Find every line in the records below that holds the word "Call" and copy it.

[START]

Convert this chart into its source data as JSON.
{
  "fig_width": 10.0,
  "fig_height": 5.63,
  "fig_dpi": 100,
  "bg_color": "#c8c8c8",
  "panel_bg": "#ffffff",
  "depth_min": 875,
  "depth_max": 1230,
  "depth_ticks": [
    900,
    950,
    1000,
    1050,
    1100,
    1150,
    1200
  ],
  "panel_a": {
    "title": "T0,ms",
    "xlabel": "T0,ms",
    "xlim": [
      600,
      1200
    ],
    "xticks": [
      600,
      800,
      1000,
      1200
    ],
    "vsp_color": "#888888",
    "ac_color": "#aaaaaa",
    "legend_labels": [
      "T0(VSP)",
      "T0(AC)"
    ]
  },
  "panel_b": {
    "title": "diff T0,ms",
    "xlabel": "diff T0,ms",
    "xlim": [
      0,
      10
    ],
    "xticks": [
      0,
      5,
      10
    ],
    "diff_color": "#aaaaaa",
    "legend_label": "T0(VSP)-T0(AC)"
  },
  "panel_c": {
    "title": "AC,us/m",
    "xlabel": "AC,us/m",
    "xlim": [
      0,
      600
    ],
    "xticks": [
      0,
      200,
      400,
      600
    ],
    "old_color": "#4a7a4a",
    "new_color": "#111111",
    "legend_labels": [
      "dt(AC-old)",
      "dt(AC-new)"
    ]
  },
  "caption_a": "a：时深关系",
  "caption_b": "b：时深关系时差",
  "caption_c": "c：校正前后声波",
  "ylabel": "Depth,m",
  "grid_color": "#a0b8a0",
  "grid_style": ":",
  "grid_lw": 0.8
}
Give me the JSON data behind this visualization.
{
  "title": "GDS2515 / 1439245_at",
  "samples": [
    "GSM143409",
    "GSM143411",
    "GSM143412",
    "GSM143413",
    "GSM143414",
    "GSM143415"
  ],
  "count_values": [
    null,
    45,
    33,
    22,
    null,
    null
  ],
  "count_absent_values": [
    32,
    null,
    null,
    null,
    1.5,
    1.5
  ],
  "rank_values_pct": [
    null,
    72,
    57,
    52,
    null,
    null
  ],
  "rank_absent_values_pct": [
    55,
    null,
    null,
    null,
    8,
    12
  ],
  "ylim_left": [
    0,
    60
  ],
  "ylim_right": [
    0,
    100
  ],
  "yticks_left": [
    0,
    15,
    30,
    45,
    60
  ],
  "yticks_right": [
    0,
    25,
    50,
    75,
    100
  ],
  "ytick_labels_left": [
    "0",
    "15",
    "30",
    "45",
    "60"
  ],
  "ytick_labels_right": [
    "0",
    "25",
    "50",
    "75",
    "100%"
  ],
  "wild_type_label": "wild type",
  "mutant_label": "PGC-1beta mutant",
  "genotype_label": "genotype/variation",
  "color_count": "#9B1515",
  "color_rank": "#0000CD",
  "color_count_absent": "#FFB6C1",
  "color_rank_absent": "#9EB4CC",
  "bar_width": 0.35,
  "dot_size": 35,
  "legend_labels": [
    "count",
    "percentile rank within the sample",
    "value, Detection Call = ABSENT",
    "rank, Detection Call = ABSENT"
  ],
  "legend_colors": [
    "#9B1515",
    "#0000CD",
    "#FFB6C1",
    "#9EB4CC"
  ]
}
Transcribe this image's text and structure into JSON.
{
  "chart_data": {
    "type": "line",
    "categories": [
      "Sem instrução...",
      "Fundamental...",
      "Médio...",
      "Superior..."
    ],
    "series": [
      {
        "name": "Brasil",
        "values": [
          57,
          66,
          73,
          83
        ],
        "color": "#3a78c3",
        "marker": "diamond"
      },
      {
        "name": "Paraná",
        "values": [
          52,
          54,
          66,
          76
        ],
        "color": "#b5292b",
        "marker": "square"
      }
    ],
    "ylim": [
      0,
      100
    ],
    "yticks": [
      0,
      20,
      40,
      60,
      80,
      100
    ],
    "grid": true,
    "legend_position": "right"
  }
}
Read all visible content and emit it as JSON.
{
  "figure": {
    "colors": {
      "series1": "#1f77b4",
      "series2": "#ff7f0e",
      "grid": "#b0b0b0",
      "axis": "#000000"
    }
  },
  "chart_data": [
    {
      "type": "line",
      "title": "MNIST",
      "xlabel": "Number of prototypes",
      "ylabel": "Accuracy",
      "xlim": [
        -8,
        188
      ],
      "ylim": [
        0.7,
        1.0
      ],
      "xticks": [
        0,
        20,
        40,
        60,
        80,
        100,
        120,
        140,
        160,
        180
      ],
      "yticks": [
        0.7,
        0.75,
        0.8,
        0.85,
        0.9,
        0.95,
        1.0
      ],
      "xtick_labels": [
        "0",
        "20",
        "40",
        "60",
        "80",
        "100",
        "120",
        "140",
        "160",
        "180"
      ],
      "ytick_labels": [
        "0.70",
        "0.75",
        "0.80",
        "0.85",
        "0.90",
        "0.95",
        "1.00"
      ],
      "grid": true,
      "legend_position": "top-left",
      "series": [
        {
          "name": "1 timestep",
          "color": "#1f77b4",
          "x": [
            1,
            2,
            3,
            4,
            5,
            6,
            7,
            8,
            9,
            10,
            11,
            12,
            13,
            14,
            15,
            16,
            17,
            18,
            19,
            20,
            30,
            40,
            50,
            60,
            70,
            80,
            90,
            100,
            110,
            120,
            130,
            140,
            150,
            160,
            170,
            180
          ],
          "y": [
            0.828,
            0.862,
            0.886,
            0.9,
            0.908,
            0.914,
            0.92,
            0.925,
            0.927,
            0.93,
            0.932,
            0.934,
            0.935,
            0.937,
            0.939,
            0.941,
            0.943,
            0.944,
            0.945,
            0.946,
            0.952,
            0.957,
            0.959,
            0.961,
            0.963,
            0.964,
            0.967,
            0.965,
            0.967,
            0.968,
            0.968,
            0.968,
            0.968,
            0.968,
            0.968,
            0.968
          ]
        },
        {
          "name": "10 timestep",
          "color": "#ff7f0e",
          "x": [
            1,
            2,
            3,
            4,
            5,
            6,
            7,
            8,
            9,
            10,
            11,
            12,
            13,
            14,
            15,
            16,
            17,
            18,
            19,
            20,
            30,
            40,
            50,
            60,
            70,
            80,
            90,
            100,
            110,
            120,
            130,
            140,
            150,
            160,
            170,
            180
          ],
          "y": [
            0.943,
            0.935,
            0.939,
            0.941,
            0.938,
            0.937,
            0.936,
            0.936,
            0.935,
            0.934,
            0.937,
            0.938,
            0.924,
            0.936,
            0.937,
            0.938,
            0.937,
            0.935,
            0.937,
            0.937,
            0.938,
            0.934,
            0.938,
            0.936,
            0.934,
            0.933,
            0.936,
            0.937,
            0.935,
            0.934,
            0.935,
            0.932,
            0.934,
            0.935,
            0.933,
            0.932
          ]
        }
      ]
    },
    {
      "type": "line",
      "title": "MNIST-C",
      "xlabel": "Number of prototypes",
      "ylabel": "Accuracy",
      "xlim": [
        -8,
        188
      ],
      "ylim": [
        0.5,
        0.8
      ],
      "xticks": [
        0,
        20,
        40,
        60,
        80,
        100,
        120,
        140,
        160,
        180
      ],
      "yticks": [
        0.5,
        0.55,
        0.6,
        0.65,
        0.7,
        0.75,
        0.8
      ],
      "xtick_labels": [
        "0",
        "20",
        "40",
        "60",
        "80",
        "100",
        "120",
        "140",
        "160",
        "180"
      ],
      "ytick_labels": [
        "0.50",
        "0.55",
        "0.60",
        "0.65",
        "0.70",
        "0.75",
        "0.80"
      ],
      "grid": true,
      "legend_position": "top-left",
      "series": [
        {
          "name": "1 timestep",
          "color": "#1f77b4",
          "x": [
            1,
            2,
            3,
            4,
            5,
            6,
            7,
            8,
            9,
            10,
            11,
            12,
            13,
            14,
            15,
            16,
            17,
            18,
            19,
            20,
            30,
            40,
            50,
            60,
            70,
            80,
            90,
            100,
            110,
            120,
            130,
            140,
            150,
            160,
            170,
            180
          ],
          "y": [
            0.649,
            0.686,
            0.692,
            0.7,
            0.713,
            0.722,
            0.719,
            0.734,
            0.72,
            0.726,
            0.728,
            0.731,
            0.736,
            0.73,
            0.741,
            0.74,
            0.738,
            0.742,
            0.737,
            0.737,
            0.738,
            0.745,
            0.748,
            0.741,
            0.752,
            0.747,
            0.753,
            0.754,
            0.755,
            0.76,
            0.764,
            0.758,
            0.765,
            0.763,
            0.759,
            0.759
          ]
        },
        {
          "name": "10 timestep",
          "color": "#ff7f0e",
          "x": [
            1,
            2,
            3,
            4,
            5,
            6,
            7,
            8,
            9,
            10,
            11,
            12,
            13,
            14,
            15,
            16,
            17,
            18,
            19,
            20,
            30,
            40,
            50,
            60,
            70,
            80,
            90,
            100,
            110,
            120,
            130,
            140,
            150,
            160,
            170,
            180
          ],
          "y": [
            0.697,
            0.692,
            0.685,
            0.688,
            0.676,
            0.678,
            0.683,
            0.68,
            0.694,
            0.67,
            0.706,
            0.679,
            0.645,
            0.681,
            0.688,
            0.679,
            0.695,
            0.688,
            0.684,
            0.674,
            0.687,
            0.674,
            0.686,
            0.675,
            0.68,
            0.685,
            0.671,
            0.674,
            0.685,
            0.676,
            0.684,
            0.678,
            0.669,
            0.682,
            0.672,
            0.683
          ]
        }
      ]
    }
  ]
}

[END]

• **OUTPUT OF THE EXERCISE**
    "value, Detection Call = ABSENT",
    "rank, Detection Call = ABSENT"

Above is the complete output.